Present each line of the entries below that holds the word "ylabel".

**DATASET EXCERPTS:**

[start]

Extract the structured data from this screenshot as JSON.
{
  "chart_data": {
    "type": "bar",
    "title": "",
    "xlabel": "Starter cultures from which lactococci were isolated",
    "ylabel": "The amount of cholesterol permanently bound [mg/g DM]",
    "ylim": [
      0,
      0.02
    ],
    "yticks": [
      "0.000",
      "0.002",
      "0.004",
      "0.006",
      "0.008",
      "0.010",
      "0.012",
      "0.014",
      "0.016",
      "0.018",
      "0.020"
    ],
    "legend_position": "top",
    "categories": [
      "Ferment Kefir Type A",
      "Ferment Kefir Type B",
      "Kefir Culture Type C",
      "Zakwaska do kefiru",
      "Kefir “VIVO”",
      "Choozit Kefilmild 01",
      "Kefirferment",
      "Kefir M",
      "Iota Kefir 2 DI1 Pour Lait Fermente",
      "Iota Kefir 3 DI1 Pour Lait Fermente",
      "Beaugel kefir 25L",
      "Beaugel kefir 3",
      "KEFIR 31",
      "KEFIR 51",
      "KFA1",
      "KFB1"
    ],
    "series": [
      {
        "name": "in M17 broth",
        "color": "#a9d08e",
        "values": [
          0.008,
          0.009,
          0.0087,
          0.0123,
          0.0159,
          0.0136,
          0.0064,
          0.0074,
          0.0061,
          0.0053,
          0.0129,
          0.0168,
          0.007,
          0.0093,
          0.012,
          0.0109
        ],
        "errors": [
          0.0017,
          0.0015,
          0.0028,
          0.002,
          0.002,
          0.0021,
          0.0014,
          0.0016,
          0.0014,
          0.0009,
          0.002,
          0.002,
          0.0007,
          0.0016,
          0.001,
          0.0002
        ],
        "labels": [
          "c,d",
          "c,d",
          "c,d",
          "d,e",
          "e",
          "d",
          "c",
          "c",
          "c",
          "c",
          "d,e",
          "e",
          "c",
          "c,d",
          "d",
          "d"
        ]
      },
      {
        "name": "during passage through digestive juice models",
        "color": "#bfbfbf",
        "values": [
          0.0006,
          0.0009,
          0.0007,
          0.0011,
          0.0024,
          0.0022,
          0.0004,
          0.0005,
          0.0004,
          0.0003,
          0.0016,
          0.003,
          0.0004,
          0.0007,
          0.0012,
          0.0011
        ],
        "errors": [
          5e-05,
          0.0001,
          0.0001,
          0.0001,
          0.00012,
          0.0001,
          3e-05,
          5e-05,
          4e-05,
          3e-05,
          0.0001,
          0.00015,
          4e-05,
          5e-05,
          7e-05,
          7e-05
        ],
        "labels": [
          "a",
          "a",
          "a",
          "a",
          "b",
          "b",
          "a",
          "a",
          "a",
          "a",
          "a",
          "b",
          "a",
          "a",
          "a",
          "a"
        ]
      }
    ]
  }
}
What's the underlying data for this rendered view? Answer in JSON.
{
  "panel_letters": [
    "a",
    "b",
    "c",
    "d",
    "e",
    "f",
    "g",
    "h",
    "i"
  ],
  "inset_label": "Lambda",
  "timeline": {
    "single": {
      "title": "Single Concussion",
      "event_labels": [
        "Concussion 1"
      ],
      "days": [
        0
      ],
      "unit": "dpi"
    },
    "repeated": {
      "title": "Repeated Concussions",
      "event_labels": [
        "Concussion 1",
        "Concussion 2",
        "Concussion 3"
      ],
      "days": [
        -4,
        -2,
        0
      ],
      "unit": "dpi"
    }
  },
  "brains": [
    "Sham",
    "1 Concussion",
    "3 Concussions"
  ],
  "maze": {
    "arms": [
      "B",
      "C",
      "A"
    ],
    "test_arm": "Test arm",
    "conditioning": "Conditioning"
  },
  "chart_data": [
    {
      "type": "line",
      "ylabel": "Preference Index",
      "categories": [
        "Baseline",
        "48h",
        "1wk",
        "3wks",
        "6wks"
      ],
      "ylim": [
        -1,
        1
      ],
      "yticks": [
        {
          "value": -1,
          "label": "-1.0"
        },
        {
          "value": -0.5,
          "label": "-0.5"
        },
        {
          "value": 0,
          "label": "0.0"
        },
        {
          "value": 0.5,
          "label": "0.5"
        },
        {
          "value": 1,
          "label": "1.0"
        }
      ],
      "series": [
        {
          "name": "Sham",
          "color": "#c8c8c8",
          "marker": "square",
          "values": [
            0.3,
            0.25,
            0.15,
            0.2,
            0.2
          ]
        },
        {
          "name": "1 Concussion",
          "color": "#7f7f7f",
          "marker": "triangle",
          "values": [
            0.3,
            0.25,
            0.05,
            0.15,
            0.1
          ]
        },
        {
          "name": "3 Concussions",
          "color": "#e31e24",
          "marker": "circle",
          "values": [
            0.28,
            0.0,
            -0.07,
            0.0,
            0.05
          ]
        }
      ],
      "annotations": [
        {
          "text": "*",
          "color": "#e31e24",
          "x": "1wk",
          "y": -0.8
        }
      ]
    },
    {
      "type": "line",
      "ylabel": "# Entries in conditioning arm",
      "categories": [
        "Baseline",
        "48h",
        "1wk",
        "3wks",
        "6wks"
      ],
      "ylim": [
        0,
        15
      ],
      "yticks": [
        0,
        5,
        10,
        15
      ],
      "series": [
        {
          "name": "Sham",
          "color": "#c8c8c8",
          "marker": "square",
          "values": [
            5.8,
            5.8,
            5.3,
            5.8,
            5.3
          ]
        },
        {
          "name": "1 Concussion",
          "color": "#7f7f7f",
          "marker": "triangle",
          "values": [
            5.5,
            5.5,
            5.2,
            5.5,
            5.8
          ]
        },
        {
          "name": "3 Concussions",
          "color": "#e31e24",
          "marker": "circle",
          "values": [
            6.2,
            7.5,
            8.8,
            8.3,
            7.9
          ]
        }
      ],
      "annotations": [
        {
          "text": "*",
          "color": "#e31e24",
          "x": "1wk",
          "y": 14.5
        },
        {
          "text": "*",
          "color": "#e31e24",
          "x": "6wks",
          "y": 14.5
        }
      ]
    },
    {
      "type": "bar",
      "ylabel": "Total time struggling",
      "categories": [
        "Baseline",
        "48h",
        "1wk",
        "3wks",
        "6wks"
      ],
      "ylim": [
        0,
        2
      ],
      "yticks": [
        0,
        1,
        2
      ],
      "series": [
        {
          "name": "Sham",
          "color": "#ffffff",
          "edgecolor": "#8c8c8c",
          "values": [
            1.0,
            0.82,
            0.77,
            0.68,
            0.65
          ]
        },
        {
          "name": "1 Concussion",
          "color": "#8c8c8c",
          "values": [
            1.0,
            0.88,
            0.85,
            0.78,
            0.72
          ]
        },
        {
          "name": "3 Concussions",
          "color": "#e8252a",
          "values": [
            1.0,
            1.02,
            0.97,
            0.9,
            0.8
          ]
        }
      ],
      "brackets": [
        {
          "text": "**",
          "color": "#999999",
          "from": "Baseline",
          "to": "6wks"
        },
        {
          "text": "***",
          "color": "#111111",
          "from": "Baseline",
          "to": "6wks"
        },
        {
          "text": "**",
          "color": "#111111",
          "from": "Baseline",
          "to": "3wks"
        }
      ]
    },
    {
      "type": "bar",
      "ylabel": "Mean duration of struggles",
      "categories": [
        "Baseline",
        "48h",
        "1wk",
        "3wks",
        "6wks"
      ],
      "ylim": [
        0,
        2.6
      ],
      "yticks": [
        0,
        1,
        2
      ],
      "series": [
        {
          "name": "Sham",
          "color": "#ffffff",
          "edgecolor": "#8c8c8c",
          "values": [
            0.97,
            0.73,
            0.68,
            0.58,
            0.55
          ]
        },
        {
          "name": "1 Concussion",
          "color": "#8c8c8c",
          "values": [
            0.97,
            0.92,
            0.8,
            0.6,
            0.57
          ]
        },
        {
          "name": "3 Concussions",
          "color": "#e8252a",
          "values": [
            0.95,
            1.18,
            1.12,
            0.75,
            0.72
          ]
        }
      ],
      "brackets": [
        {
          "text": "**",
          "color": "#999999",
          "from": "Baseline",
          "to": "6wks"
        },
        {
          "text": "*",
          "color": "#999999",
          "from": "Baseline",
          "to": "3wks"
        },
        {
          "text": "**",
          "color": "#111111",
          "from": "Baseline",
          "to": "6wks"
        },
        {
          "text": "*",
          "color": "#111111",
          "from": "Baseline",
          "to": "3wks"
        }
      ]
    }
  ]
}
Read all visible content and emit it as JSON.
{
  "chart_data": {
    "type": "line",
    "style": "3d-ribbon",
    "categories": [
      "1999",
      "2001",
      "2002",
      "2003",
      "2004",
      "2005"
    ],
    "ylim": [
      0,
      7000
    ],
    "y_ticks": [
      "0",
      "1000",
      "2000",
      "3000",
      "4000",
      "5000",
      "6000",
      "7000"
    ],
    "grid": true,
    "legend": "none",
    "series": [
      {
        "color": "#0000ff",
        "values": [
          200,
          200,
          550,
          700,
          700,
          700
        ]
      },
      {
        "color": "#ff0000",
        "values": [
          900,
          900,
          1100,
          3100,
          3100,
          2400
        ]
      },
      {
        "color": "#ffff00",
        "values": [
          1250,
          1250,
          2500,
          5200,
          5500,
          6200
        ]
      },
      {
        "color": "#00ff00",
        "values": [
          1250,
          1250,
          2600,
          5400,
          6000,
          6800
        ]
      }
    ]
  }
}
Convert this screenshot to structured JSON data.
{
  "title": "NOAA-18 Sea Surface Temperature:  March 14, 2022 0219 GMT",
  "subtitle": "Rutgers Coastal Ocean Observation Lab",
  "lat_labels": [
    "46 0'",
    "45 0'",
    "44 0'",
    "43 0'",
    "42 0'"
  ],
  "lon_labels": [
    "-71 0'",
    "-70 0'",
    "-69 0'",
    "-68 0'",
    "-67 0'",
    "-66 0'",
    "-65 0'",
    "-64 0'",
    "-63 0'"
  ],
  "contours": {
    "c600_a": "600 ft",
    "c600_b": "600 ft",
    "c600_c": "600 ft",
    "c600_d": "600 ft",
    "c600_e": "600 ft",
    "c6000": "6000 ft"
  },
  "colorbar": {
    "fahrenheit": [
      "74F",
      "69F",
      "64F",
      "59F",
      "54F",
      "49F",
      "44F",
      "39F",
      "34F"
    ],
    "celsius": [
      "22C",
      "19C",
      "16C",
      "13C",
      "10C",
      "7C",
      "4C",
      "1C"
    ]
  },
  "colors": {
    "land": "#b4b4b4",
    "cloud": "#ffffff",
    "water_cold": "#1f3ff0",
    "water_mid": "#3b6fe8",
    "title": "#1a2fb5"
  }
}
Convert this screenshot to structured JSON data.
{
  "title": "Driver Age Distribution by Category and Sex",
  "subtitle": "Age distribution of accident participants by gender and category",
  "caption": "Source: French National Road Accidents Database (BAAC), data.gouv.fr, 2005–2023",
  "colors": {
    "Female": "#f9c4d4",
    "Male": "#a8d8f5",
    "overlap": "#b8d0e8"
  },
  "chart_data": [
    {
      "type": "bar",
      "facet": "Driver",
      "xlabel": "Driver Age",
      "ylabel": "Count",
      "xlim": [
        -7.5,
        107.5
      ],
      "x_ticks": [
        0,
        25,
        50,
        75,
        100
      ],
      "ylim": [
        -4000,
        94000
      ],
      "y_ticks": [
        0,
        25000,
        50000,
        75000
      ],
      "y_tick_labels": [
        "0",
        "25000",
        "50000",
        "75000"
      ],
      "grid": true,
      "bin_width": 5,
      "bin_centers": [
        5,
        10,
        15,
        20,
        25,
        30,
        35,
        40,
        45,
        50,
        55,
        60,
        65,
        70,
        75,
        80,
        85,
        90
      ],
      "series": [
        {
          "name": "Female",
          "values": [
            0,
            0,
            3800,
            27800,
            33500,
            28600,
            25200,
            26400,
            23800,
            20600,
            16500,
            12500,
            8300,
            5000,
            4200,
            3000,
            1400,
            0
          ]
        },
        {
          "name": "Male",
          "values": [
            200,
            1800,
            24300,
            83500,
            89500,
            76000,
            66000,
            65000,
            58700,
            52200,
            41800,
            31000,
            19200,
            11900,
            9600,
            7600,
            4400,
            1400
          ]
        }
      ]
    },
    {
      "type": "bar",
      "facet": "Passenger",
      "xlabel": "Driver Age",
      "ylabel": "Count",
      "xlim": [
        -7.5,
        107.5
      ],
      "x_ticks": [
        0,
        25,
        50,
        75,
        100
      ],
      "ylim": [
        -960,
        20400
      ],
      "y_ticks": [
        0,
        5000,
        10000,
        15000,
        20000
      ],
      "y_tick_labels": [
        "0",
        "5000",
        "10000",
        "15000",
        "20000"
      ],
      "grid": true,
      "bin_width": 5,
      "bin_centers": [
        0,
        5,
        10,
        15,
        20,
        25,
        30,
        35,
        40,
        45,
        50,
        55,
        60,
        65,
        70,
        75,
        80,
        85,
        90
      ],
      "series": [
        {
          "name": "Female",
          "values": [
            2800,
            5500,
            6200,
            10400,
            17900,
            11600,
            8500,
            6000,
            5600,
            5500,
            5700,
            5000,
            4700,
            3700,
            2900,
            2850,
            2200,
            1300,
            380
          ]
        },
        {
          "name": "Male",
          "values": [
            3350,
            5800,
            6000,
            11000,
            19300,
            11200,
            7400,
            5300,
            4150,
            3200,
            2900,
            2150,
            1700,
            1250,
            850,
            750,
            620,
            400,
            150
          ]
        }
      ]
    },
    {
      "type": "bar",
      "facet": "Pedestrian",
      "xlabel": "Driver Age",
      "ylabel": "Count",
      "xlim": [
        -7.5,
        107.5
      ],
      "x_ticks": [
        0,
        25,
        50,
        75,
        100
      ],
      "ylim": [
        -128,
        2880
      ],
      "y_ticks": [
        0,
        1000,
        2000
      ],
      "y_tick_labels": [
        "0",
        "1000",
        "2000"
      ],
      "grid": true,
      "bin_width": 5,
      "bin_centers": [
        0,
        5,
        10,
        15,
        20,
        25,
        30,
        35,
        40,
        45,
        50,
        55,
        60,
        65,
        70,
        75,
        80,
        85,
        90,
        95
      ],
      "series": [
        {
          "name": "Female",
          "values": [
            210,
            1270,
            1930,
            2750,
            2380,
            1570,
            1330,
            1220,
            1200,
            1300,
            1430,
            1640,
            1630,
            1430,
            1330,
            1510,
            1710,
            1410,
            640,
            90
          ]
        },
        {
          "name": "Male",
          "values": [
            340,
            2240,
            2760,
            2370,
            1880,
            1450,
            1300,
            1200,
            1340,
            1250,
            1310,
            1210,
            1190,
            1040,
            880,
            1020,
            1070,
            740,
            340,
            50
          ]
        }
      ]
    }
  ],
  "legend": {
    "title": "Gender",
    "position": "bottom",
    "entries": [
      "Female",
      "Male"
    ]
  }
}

[end]

**WORKED SOLUTION:**
    "ylabel": "The amount of cholesterol permanently bound [mg/g DM]",
      "ylabel": "Preference Index",
      "ylabel": "# Entries in conditioning arm",
      "ylabel": "Total time struggling",
      "ylabel": "Mean duration of struggles",
      "ylabel": "Count",
      "ylabel": "Count",
      "ylabel": "Count",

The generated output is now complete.